╭─ Testo fornito
Comitato Novellarese Lottoperildiciotto
Novellara

LA RICETTA PER USCIRE DALLA CRISI ARRIVA DALL’ ISLANDA

Storia della Rivoluzione Silenziosa islandese:

Tutto inizia nel 2001. Il governo islandese inizia a privatizzare il settore bancario. La mossa avrà la sua conclusione due anni dopo, nel 2003. Le tre banche principali – Landbanki, Kapthing e Glitnir – offrono alti interessi attraverso un programma chiamato IceSave. I soldi iniziano ad arrivare, specie da Inghilterra e Olanda. Fino al 2008 la Borsa islandese sale costantemente, fino a raggiungere il 900 per cento. Il prodotto interno lordo cresce del 5.5 per cento l’anno. Ma crescono anche i debiti delle banche: nel 2007 arrivano al 900% del PIL islandese. Nel 2008, esplode la crisi economica: i cittadini si trovano a dover saldare di tasca propria lo spropositato debito che le banche private hanno contratto con gli investitori stranieri. Un debito non loro.

Olandesi e Inglesi rivogliono i loro soldi, Il governo non ha risorse per aiutare la scellerata insolvenza delle banche, gli istituti di credito falliscono. Per gli islandesi si tratta di un danno enorme: il loro conti corrente si vaporizzano, il valore degli investimenti dei risparmiatori crolla vertiginosamente. una buona parte dei risparmi di una vita degli incolpevoli cittadini svanisce nel nulla. Alla fine del 2008, anche il governo islandese si dichiara insolvente e va in fallimento.
╰─
Compiti da svolgere -
1 – Rispondi a queste domande sul testo relativo alla crisi islandese:
(a) In quale anno il governo islandese comincia a privatizzare il settore bancario?
(b) Qual è il nome del programma con cui le tre banche principali offrono alti interessi?
(c) Che cosa fa il governo islandese alla fine del 2008?
2 – Trascrivi senza modifiche il passo del testo sulla crisi islandese che comincia con "Olandesi e Inglesi rivogliono" e prosegue fino a "va in fallimento.".
3 – Porta avanti il testo sulla crisi islandese, riprendendo subito dopo la sua ultima frase.
╭─ Righe estratte
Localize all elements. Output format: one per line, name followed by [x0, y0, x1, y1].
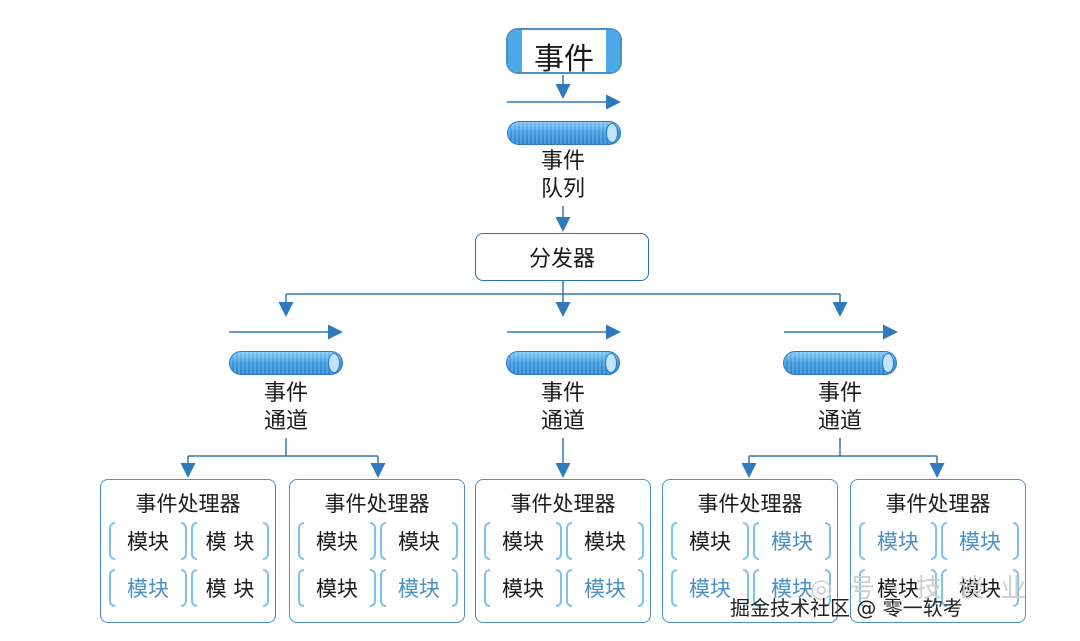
- handler-title: 事件处理器: [324, 492, 430, 516]
- handler-title: 事件处理器: [510, 492, 616, 516]
- module-label: 模块: [959, 577, 1001, 601]
- module-label: 模块: [877, 577, 919, 601]
- watermark: 掘金技术社区 @ 零一软考: [730, 596, 963, 620]
- module-block: 模块: [298, 569, 376, 607]
- module-label: 模块: [316, 530, 358, 554]
- dispatcher-label: 分发器: [528, 247, 595, 272]
- event-channel-1-cylinder: [229, 351, 343, 375]
- event-channel-1-label: 事件 通道: [226, 380, 346, 436]
- module-label: 模块: [877, 530, 919, 554]
- event-handler-1: 事件处理器模块模 块模块模 块: [100, 479, 276, 623]
- module-block: 模 块: [191, 569, 269, 607]
- module-block: 模块: [380, 522, 458, 560]
- module-block: 模 块: [191, 522, 269, 560]
- module-label: 模 块: [205, 577, 255, 601]
- module-block: 模块: [941, 569, 1019, 607]
- module-label: 模块: [502, 577, 544, 601]
- channel-label-line-1: 事件: [540, 381, 585, 406]
- event-handler-4: 事件处理器模块模块模块模块: [662, 479, 838, 623]
- watermark-faint: ◎ 号 · 技 谈 业: [810, 574, 1031, 604]
- dispatcher-box: 分发器: [475, 233, 649, 281]
- event-handler-5: 事件处理器模块模块模块模块: [850, 479, 1026, 623]
- event-handler-3: 事件处理器模块模块模块模块: [475, 479, 651, 623]
- module-block: 模块: [109, 569, 187, 607]
- event-channel-2-label: 事件 通道: [503, 380, 623, 436]
- module-label: 模块: [584, 530, 626, 554]
- event-channel-3-cylinder: [783, 351, 897, 375]
- module-label: 模块: [771, 577, 813, 601]
- module-block: 模块: [566, 522, 644, 560]
- module-label: 模块: [584, 577, 626, 601]
- module-block: 模块: [380, 569, 458, 607]
- module-label: 模块: [959, 530, 1001, 554]
- module-label: 模块: [502, 530, 544, 554]
- module-label: 模块: [398, 577, 440, 601]
- module-label: 模块: [689, 577, 731, 601]
- handler-title: 事件处理器: [885, 492, 991, 516]
- channel-label-line-2: 通道: [540, 409, 585, 434]
- module-block: 模块: [859, 569, 937, 607]
- module-label: 模块: [316, 577, 358, 601]
- event-channel-3-label: 事件 通道: [780, 380, 900, 436]
- module-block: 模块: [484, 569, 562, 607]
- event-channel-2-cylinder: [506, 351, 620, 375]
- channel-label-line-1: 事件: [263, 381, 308, 406]
- module-block: 模块: [298, 522, 376, 560]
- queue-label-line-1: 事件: [540, 149, 585, 174]
- channel-label-line-2: 通道: [263, 409, 308, 434]
- module-block: 模块: [753, 569, 831, 607]
- module-block: 模块: [941, 522, 1019, 560]
- module-label: 模块: [771, 530, 813, 554]
- event-handler-2: 事件处理器模块模块模块模块: [289, 479, 465, 623]
- module-block: 模块: [859, 522, 937, 560]
- module-block: 模块: [109, 522, 187, 560]
- handler-title: 事件处理器: [697, 492, 803, 516]
- module-block: 模块: [671, 569, 749, 607]
- queue-label-line-2: 队列: [540, 177, 585, 202]
- event-queue-cylinder: [507, 121, 621, 145]
- event-queue-label: 事件 队列: [503, 148, 623, 204]
- module-block: 模块: [566, 569, 644, 607]
- module-block: 模块: [753, 522, 831, 560]
- channel-label-line-1: 事件: [817, 381, 862, 406]
- module-label: 模块: [127, 530, 169, 554]
- handler-title: 事件处理器: [135, 492, 241, 516]
- module-block: 模块: [484, 522, 562, 560]
- channel-label-line-2: 通道: [817, 409, 862, 434]
- event-node: 事件: [506, 28, 622, 77]
- module-block: 模块: [671, 522, 749, 560]
- module-label: 模块: [398, 530, 440, 554]
- module-label: 模 块: [205, 530, 255, 554]
- event-label: 事件: [534, 42, 594, 77]
- module-label: 模块: [127, 577, 169, 601]
- module-label: 模块: [689, 530, 731, 554]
╰─
Risposte scritte -
1 –
(a) Nel 2001.
(b) IceSave.
(c) Si dichiara insolvente e va in fallimento.

2 –
Olandesi e Inglesi rivogliono i loro soldi, Il governo non ha risorse per aiutare la scellerata insolvenza delle banche, gli istituti di credito falliscono. Per gli islandesi si tratta di un danno enorme: il loro conti corrente si vaporizzano, il valore degli investimenti dei risparmiatori crolla vertiginosamente. una buona parte dei risparmi di una vita degli incolpevoli cittadini svanisce nel nulla. Alla fine del 2008, anche il governo islandese si dichiara insolvente e va in fallimento.

3 –
Il governo d’Islanda fa quello che tutti i governi fanno in casi simili: bussa alle porte del Fondo Monetario Internazionale e dell’Unione Europea. Sembra l’unico modo per ripagare i debiti nei confronti degli investitori inglesi e olandesi, che ammontano a 3,5 miliardi di euro. È il gennaio 2009. Per trovare i soldi necessari, il governo studia un prelievo straordinario: ogni cittadino islandese avrebbe dovuto pagare 100 euro al mese per 15 anni, a un tasso di interesse del 5,5% annuo. Il tutto per pagare danni creati da altri: un debito contratto da banche private nei confronti di altri soggetti privati. È a quel punto che la rabbia popolare esplode, i cittadini islandesi scendono in piazza. Non per una breve e sporadica manifestazioncina indolore: ma per ben 14 settimane. Il Parlamento viene assediato. Il governo senza palle di Geir Haarde viene soverchiato. Chi non ha saputo gestire la crisi e che é stato soltanto capace di prostituirsi agli avidi organismi internazionali, buoni solo a chiedere agli islandesi di pagare per le colpe di altri, é stato deposto. Più che giustamente. In modo pacifico e democratico. Il solo presentarsi in massa alle porte del parlamento per 14 giorni consecutivi  é una intimidazione così forte, é una rappresentazione così gagliarda del volere popolare, che nessuno governo avrebbe potuto sopportare.

Il culmine della protesta si raggiunge il 20 gennaio 2009. La polizia inizia a caricare, lo scontro si fa vivace. Il condottiero morale della rivolta é un cantautore indigeno, dichiaratamente gay, che diventa il simbolo della rivolta. É Hordur Torfason che con il suo carisma aiuta la gente a trovare la forza per non andarsene dalle piazze. Tra freddo polare e manganellate sulle nocche ghiacciate non deve essere stato affatto facile.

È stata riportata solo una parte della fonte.